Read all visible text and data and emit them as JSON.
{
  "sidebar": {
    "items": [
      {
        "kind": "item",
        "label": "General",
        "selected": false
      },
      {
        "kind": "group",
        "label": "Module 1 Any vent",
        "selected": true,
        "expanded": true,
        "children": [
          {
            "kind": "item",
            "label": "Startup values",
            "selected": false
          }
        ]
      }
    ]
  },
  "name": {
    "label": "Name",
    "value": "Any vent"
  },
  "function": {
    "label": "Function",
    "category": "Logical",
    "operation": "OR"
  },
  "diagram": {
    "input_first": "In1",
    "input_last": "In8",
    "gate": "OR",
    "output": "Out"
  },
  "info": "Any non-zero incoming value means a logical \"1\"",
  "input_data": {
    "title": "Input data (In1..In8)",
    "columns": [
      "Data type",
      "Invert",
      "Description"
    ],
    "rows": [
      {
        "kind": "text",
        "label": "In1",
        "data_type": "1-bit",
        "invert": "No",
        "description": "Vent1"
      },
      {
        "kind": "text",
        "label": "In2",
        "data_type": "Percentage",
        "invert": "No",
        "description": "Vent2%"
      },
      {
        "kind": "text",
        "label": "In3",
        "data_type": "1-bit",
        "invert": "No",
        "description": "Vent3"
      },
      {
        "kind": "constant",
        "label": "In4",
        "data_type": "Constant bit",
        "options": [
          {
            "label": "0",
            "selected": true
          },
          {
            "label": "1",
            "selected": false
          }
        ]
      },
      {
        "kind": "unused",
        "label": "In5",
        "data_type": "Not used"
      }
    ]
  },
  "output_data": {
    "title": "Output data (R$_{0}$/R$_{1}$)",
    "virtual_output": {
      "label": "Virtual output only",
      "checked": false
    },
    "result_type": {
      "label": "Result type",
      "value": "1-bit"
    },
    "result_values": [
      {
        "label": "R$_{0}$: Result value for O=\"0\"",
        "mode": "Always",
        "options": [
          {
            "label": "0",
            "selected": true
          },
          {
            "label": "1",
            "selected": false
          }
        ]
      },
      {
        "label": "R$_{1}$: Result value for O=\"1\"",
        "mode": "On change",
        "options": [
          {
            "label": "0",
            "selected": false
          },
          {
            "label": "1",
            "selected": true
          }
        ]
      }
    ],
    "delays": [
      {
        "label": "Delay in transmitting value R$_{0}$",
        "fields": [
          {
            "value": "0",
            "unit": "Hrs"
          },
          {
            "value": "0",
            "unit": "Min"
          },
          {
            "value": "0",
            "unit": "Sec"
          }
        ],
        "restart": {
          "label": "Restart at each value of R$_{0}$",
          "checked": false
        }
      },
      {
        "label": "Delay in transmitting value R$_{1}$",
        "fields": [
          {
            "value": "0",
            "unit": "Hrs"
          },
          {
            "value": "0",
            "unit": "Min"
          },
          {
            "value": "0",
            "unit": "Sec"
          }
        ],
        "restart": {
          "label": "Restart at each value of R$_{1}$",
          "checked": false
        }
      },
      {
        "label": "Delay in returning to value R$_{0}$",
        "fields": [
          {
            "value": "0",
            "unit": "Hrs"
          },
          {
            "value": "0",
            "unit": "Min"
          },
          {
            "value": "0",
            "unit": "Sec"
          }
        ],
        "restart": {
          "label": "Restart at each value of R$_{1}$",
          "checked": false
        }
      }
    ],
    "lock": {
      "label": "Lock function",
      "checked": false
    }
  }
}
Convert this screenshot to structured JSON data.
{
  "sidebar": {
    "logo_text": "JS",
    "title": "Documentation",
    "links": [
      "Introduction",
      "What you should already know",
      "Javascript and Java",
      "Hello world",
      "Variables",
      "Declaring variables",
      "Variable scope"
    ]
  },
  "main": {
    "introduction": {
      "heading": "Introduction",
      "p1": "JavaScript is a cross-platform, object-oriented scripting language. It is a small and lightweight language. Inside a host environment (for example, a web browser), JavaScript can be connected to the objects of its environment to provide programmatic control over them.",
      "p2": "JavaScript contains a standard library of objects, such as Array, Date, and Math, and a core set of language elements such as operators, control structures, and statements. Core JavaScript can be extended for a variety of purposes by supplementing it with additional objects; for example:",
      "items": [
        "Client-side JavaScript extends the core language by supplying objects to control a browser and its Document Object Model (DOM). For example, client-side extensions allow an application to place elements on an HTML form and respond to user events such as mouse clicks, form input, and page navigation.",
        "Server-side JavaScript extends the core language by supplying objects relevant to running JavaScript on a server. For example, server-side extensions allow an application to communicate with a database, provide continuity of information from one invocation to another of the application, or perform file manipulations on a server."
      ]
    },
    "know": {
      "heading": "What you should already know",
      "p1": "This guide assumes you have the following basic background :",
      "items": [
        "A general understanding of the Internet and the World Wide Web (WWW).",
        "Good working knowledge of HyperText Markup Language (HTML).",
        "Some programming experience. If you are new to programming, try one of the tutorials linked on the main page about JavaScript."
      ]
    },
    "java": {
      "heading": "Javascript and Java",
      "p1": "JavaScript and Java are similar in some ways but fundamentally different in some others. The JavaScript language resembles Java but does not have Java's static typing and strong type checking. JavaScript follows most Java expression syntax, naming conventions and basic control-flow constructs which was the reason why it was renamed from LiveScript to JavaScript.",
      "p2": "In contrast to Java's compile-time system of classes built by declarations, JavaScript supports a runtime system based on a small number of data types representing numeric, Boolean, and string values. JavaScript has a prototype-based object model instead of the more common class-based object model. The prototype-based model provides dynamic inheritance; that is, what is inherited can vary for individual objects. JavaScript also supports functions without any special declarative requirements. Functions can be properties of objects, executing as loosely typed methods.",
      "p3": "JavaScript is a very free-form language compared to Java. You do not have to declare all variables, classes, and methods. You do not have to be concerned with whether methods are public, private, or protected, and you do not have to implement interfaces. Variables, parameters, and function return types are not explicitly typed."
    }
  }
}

## Written problem:
Take the entries above and transcribe them exactly.

## Exercise response:
Read all visible text and data and emit them as JSON.
{
  "sidebar": {
    "items": [
      {
        "kind": "item",
        "label": "General",
        "selected": false
      },
      {
        "kind": "group",
        "label": "Module 1 Any vent",
        "selected": true,
        "expanded": true,
        "children": [
          {
            "kind": "item",
            "label": "Startup values",
            "selected": false
          }
        ]
      }
    ]
  },
  "name": {
    "label": "Name",
    "value": "Any vent"
  },
  "function": {
    "label": "Function",
    "category": "Logical",
    "operation": "OR"
  },
  "diagram": {
    "input_first": "In1",
    "input_last": "In8",
    "gate": "OR",
    "output": "Out"
  },
  "info": "Any non-zero incoming value means a logical \"1\"",
  "input_data": {
    "title": "Input data (In1..In8)",
    "columns": [
      "Data type",
      "Invert",
      "Description"
    ],
    "rows": [
      {
        "kind": "text",
        "label": "In1",
        "data_type": "1-bit",
        "invert": "No",
        "description": "Vent1"
      },
      {
        "kind": "text",
        "label": "In2",
        "data_type": "Percentage",
        "invert": "No",
        "description": "Vent2%"
      },
      {
        "kind": "text",
        "label": "In3",
        "data_type": "1-bit",
        "invert": "No",
        "description": "Vent3"
      },
      {
        "kind": "constant",
        "label": "In4",
        "data_type": "Constant bit",
        "options": [
          {
            "label": "0",
            "selected": true
          },
          {
            "label": "1",
            "selected": false
          }
        ]
      },
      {
        "kind": "unused",
        "label": "In5",
        "data_type": "Not used"
      }
    ]
  },
  "output_data": {
    "title": "Output data (R$_{0}$/R$_{1}$)",
    "virtual_output": {
      "label": "Virtual output only",
      "checked": false
    },
    "result_type": {
      "label": "Result type",
      "value": "1-bit"
    },
    "result_values": [
      {
        "label": "R$_{0}$: Result value for O=\"0\"",
        "mode": "Always",
        "options": [
          {
            "label": "0",
            "selected": true
          },
          {
            "label": "1",
            "selected": false
          }
        ]
      },
      {
        "label": "R$_{1}$: Result value for O=\"1\"",
        "mode": "On change",
        "options": [
          {
            "label": "0",
            "selected": false
          },
          {
            "label": "1",
            "selected": true
          }
        ]
      }
    ],
    "delays": [
      {
        "label": "Delay in transmitting value R$_{0}$",
        "fields": [
          {
            "value": "0",
            "unit": "Hrs"
          },
          {
            "value": "0",
            "unit": "Min"
          },
          {
            "value": "0",
            "unit": "Sec"
          }
        ],
        "restart": {
          "label": "Restart at each value of R$_{0}$",
          "checked": false
        }
      },
      {
        "label": "Delay in transmitting value R$_{1}$",
        "fields": [
          {
            "value": "0",
            "unit": "Hrs"
          },
          {
            "value": "0",
            "unit": "Min"
          },
          {
            "value": "0",
            "unit": "Sec"
          }
        ],
        "restart": {
          "label": "Restart at each value of R$_{1}$",
          "checked": false
        }
      },
      {
        "label": "Delay in returning to value R$_{0}$",
        "fields": [
          {
            "value": "0",
            "unit": "Hrs"
          },
          {
            "value": "0",
            "unit": "Min"
          },
          {
            "value": "0",
            "unit": "Sec"
          }
        ],
        "restart": {
          "label": "Restart at each value of R$_{1}$",
          "checked": false
        }
      }
    ],
    "lock": {
      "label": "Lock function",
      "checked": false
    }
  }
}
Convert this screenshot to structured JSON data.
{
  "sidebar": {
    "logo_text": "JS",
    "title": "Documentation",
    "links": [
      "Introduction",
      "What you should already know",
      "Javascript and Java",
      "Hello world",
      "Variables",
      "Declaring variables",
      "Variable scope"
    ]
  },
  "main": {
    "introduction": {
      "heading": "Introduction",
      "p1": "JavaScript is a cross-platform, object-oriented scripting language. It is a small and lightweight language. Inside a host environment (for example, a web browser), JavaScript can be connected to the objects of its environment to provide programmatic control over them.",
      "p2": "JavaScript contains a standard library of objects, such as Array, Date, and Math, and a core set of language elements such as operators, control structures, and statements. Core JavaScript can be extended for a variety of purposes by supplementing it with additional objects; for example:",
      "items": [
        "Client-side JavaScript extends the core language by supplying objects to control a browser and its Document Object Model (DOM). For example, client-side extensions allow an application to place elements on an HTML form and respond to user events such as mouse clicks, form input, and page navigation.",
        "Server-side JavaScript extends the core language by supplying objects relevant to running JavaScript on a server. For example, server-side extensions allow an application to communicate with a database, provide continuity of information from one invocation to another of the application, or perform file manipulations on a server."
      ]
    },
    "know": {
      "heading": "What you should already know",
      "p1": "This guide assumes you have the following basic background :",
      "items": [
        "A general understanding of the Internet and the World Wide Web (WWW).",
        "Good working knowledge of HyperText Markup Language (HTML).",
        "Some programming experience. If you are new to programming, try one of the tutorials linked on the main page about JavaScript."
      ]
    },
    "java": {
      "heading": "Javascript and Java",
      "p1": "JavaScript and Java are similar in some ways but fundamentally different in some others. The JavaScript language resembles Java but does not have Java's static typing and strong type checking. JavaScript follows most Java expression syntax, naming conventions and basic control-flow constructs which was the reason why it was renamed from LiveScript to JavaScript.",
      "p2": "In contrast to Java's compile-time system of classes built by declarations, JavaScript supports a runtime system based on a small number of data types representing numeric, Boolean, and string values. JavaScript has a prototype-based object model instead of the more common class-based object model. The prototype-based model provides dynamic inheritance; that is, what is inherited can vary for individual objects. JavaScript also supports functions without any special declarative requirements. Functions can be properties of objects, executing as loosely typed methods.",
      "p3": "JavaScript is a very free-form language compared to Java. You do not have to declare all variables, classes, and methods. You do not have to be concerned with whether methods are public, private, or protected, and you do not have to implement interfaces. Variables, parameters, and function return types are not explicitly typed."
    }
  }
}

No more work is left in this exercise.